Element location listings
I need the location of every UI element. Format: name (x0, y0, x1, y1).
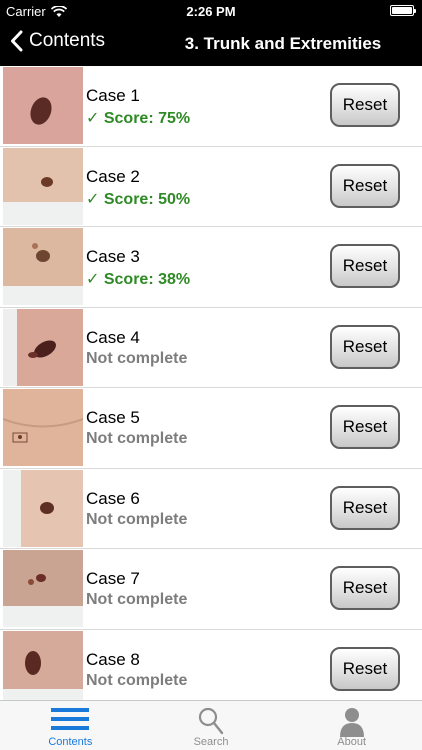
case-status: Not complete (86, 671, 188, 689)
case-score: ✓ Score: 50% (86, 190, 191, 208)
chevron-left-icon (11, 30, 23, 52)
battery-icon (390, 5, 416, 16)
tab-search[interactable]: Search (141, 701, 282, 750)
case-status: Not complete (86, 591, 188, 608)
case-list[interactable]: Case 1 ✓ Score: 75% Reset Case 2 ✓ Score… (0, 66, 422, 700)
tab-about[interactable]: About (281, 701, 422, 750)
case-thumbnail (3, 389, 83, 466)
page-title: 3. Trunk and Extremities (184, 34, 382, 53)
status-time: 2:26 PM (186, 4, 236, 19)
case-title: Case 4 (86, 327, 140, 347)
case-title: Case 7 (86, 569, 140, 588)
case-title: Case 3 (86, 247, 140, 266)
reset-button[interactable]: Reset (330, 324, 400, 369)
case-row[interactable]: Case 6 Not complete Reset (0, 469, 422, 549)
tab-label: Contents (48, 736, 93, 748)
back-label: Contents (29, 30, 106, 51)
case-row[interactable]: Case 4 Not complete Reset (0, 308, 422, 388)
case-title: Case 6 (86, 488, 140, 508)
top-bar: Carrier 2:26 PM Contents 3. Trunk and Ex… (0, 0, 422, 66)
case-title: Case 1 (86, 86, 140, 105)
case-thumbnail (3, 550, 83, 627)
reset-button[interactable]: Reset (330, 83, 400, 127)
case-thumbnail (3, 308, 83, 386)
case-row[interactable]: Case 2 ✓ Score: 50% Reset (0, 147, 422, 227)
case-row[interactable]: Case 8 Not complete Reset (0, 630, 422, 700)
status-bar: Carrier 2:26 PM (0, 0, 422, 22)
tab-label: About (337, 736, 367, 748)
back-button[interactable]: Contents (10, 30, 105, 52)
case-title: Case 8 (86, 649, 140, 669)
case-status: Not complete (86, 430, 188, 447)
case-title: Case 5 (86, 408, 140, 427)
case-status: Not complete (86, 349, 188, 367)
case-thumbnail (3, 228, 83, 305)
reset-button[interactable]: Reset (330, 163, 400, 208)
case-thumbnail (3, 469, 83, 547)
tab-bar: Contents Search About (0, 700, 422, 750)
reset-button[interactable]: Reset (330, 244, 400, 288)
tab-contents[interactable]: Contents (0, 701, 141, 750)
reset-button[interactable]: Reset (330, 405, 400, 449)
list-icon (51, 708, 90, 730)
case-thumbnail (3, 147, 83, 225)
case-row[interactable]: Case 7 Not complete Reset (0, 549, 422, 630)
search-icon (198, 707, 224, 735)
case-score: ✓ Score: 75% (86, 110, 191, 127)
navigation-bar: Contents 3. Trunk and Extremities (0, 22, 422, 66)
case-row[interactable]: Case 5 Not complete Reset (0, 388, 422, 469)
case-score: ✓ Score: 38% (86, 271, 191, 288)
reset-button[interactable]: Reset (330, 646, 400, 691)
tab-label: Search (193, 736, 229, 748)
reset-button[interactable]: Reset (330, 485, 400, 530)
case-row[interactable]: Case 1 ✓ Score: 75% Reset (0, 66, 422, 147)
case-thumbnail (3, 67, 83, 144)
case-thumbnail (3, 630, 83, 700)
person-icon (339, 708, 364, 737)
case-title: Case 2 (86, 166, 140, 186)
case-status: Not complete (86, 510, 188, 528)
case-row[interactable]: Case 3 ✓ Score: 38% Reset (0, 227, 422, 308)
reset-button[interactable]: Reset (330, 566, 400, 610)
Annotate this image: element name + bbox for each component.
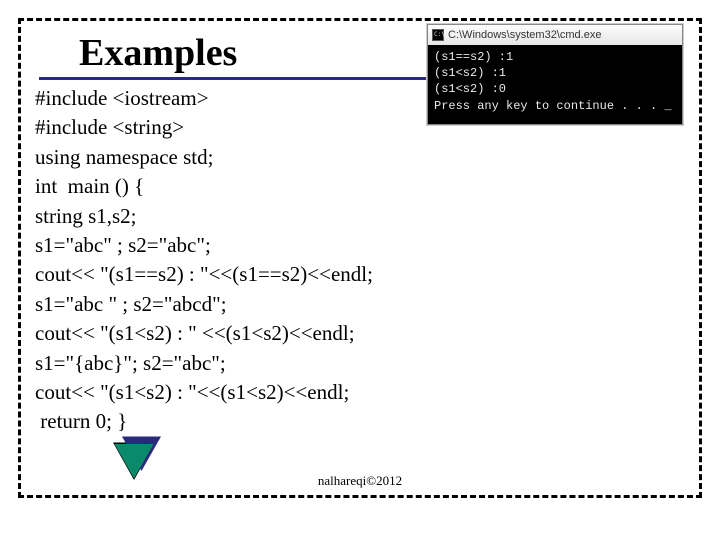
code-line: int main () {: [35, 174, 144, 198]
console-line: Press any key to continue . . . _: [434, 99, 672, 113]
code-block: #include <iostream> #include <string> us…: [35, 84, 685, 437]
console-line: (s1<s2) :0: [434, 82, 506, 96]
code-line: cout<< "(s1==s2) : "<<(s1==s2)<<endl;: [35, 262, 373, 286]
console-titlebar: C:\Windows\system32\cmd.exe: [428, 25, 682, 45]
console-window: C:\Windows\system32\cmd.exe (s1==s2) :1 …: [427, 24, 683, 125]
code-line: return 0; }: [35, 409, 127, 433]
console-line: (s1<s2) :1: [434, 66, 506, 80]
slide-frame: Examples C:\Windows\system32\cmd.exe (s1…: [18, 18, 702, 498]
code-line: cout<< "(s1<s2) : "<<(s1<s2)<<endl;: [35, 380, 349, 404]
code-line: #include <string>: [35, 115, 184, 139]
code-line: s1="abc" ; s2="abc";: [35, 233, 211, 257]
code-line: using namespace std;: [35, 145, 213, 169]
code-line: s1="abc " ; s2="abcd";: [35, 292, 227, 316]
console-line: (s1==s2) :1: [434, 50, 513, 64]
console-title-text: C:\Windows\system32\cmd.exe: [448, 29, 601, 41]
code-line: cout<< "(s1<s2) : " <<(s1<s2)<<endl;: [35, 321, 355, 345]
code-line: string s1,s2;: [35, 204, 137, 228]
cmd-icon: [432, 29, 444, 41]
content-area: C:\Windows\system32\cmd.exe (s1==s2) :1 …: [35, 84, 685, 437]
code-line: s1="{abc}"; s2="abc";: [35, 351, 226, 375]
console-output: (s1==s2) :1 (s1<s2) :1 (s1<s2) :0 Press …: [428, 45, 682, 124]
footer-text: nalhareqi©2012: [21, 473, 699, 489]
code-line: #include <iostream>: [35, 86, 209, 110]
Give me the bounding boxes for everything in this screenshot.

**Job:** Output every line of the items above as a JSON list of strings, one string per line, skipping blank lines. Leave out the pictures.

**Complete response:**
[
  "I need the location of every UI element. Format: name (x0, y0, x1, y1).",
  "case-status: Not complete (86, 671, 188, 689)",
  "case-score: ✓ Score: 50% (86, 190, 191, 208)",
  "chevron-left-icon (11, 30, 23, 52)",
  "battery-icon (390, 5, 416, 16)",
  "tab-search[interactable]: Search (141, 701, 282, 750)",
  "case-status: Not complete (86, 591, 188, 608)",
  "case-list[interactable]: Case 1 ✓ Score: 75% Reset Case 2 ✓ Score… (0, 66, 422, 700)",
  "tab-about[interactable]: About (281, 701, 422, 750)",
  "case-thumbnail (3, 389, 83, 466)",
  "page-title: 3. Trunk and Extremities (184, 34, 382, 53)",
  "status-time: 2:26 PM (186, 4, 236, 19)",
  "case-title: Case 4 (86, 327, 140, 347)",
  "case-title: Case 7 (86, 569, 140, 588)",
  "case-title: Case 3 (86, 247, 140, 266)",
  "reset-button[interactable]: Reset (330, 324, 400, 369)",
  "case-row[interactable]: Case 6 Not complete Reset (0, 469, 422, 549)",
  "tab-label: Contents (48, 736, 93, 748)",
  "back-label: Contents (29, 30, 106, 51)",
  "case-row[interactable]: Case 4 Not complete Reset (0, 308, 422, 388)",
  "case-title: Case 6 (86, 488, 140, 508)",
  "top-bar: Carrier 2:26 PM Contents 3. Trunk and Ex… (0, 0, 422, 66)",
  "case-title: Case 1 (86, 86, 140, 105)",
  "case-thumbnail (3, 550, 83, 627)",
  "reset-button[interactable]: Reset (330, 83, 400, 127)",
  "case-thumbnail (3, 308, 83, 386)",
  "case-row[interactable]: Case 2 ✓ Score: 50% Reset (0, 147, 422, 227)",
  "case-row[interactable]: Case 8 Not complete Reset (0, 630, 422, 700)",
  "status-bar: Carrier 2:26 PM (0, 0, 422, 22)",
  "tab-label: About (337, 736, 367, 748)",
  "back-button[interactable]: Contents (10, 30, 105, 52)",
  "case-title: Case 8 (86, 649, 140, 669)",
  "case-status: Not complete (86, 430, 188, 447)",
  "case-title: Case 5 (86, 408, 140, 427)",
  "case-status: Not complete (86, 349, 188, 367)",
  "case-thumbnail (3, 228, 83, 305)",
  "reset-button[interactable]: Reset (330, 163, 400, 208)",
  "case-thumbnail (3, 469, 83, 547)",
  "tab-bar: Contents Search About (0, 700, 422, 750)",
  "reset-button[interactable]: Reset (330, 244, 400, 288)",
  "tab-contents[interactable]: Contents (0, 701, 141, 750)",
  "reset-button[interactable]: Reset (330, 405, 400, 449)",
  "list-icon (51, 708, 90, 730)",
  "case-thumbnail (3, 147, 83, 225)",
  "case-row[interactable]: Case 7 Not complete Reset (0, 549, 422, 630)",
  "search-icon (198, 707, 224, 735)",
  "case-score: ✓ Score: 75% (86, 110, 191, 127)",
  "navigation-bar: Contents 3. Trunk and Extremities (0, 22, 422, 66)",
  "case-row[interactable]: Case 5 Not complete Reset (0, 388, 422, 469)",
  "case-score: ✓ Score: 38% (86, 271, 191, 288)",
  "reset-button[interactable]: Reset (330, 646, 400, 691)",
  "tab-label: Search (193, 736, 229, 748)",
  "reset-button[interactable]: Reset (330, 485, 400, 530)",
  "case-row[interactable]: Case 1 ✓ Score: 75% Reset (0, 66, 422, 147)",
  "case-thumbnail (3, 67, 83, 144)",
  "case-thumbnail (3, 630, 83, 700)",
  "person-icon (339, 708, 364, 737)",
  "case-title: Case 2 (86, 166, 140, 186)",
  "case-status: Not complete (86, 510, 188, 528)",
  "case-row[interactable]: Case 3 ✓ Score: 38% Reset (0, 227, 422, 308)",
  "reset-button[interactable]: Reset (330, 566, 400, 610)",
  "Annotate this image: element name + bbox for each component.",
  "code-line: int main () {: [35, 174, 144, 198]",
  "console-line: Press any key to continue . . . _: [434, 99, 672, 113]",
  "code-block: #include <iostream> #include <string> us…: [35, 84, 685, 437]",
  "console-line: (s1<s2) :0: [434, 82, 506, 96]",
  "code-line: cout<< \"(s1==s2) : \"<<(s1==s2)<<endl;: [35, 262, 373, 286]",
  "console-titlebar: C:\\Windows\\system32\\cmd.exe: [428, 25, 682, 45]",
  "console-window: C:\\Windows\\system32\\cmd.exe (s1==s2) :1 …: [427, 24, 683, 125]",
  "code-line: return 0; }: [35, 409, 127, 433]",
  "console-line: (s1<s2) :1: [434, 66, 506, 80]",
  "slide-frame: Examples C:\\Windows\\system32\\cmd.exe (s1…: [18, 18, 702, 498]",
  "code-line: cout<< \"(s1<s2) : \"<<(s1<s2)<<endl;: [35, 380, 349, 404]",
  "code-line: #include <string>: [35, 115, 184, 139]",
  "code-line: s1=\"abc\" ; s2=\"abc\";: [35, 233, 211, 257]",
  "code-line: using namespace std;: [35, 145, 213, 169]",
  "code-line: s1=\"abc \" ; s2=\"abcd\";: [35, 292, 227, 316]",
  "console-line: (s1==s2) :1: [434, 50, 513, 64]",
  "console-title-text: C:\\Windows\\system32\\cmd.exe: [448, 29, 601, 41]",
  "code-line: cout<< \"(s1<s2) : \" <<(s1<s2)<<endl;: [35, 321, 355, 345]",
  "code-line: string s1,s2;: [35, 204, 137, 228]",
  "cmd-icon: [432, 29, 444, 41]",
  "content-area: C:\\Windows\\system32\\cmd.exe (s1==s2) :1 …: [35, 84, 685, 437]",
  "code-line: s1=\"{abc}\"; s2=\"abc\";: [35, 351, 226, 375]",
  "console-output: (s1==s2) :1 (s1<s2) :1 (s1<s2) :0 Press …: [428, 45, 682, 124]",
  "footer-text: nalhareqi©2012: [21, 473, 699, 489]",
  "code-line: #include <iostream>: [35, 86, 209, 110]",
  "Give me the bounding boxes for everything in this screenshot."
]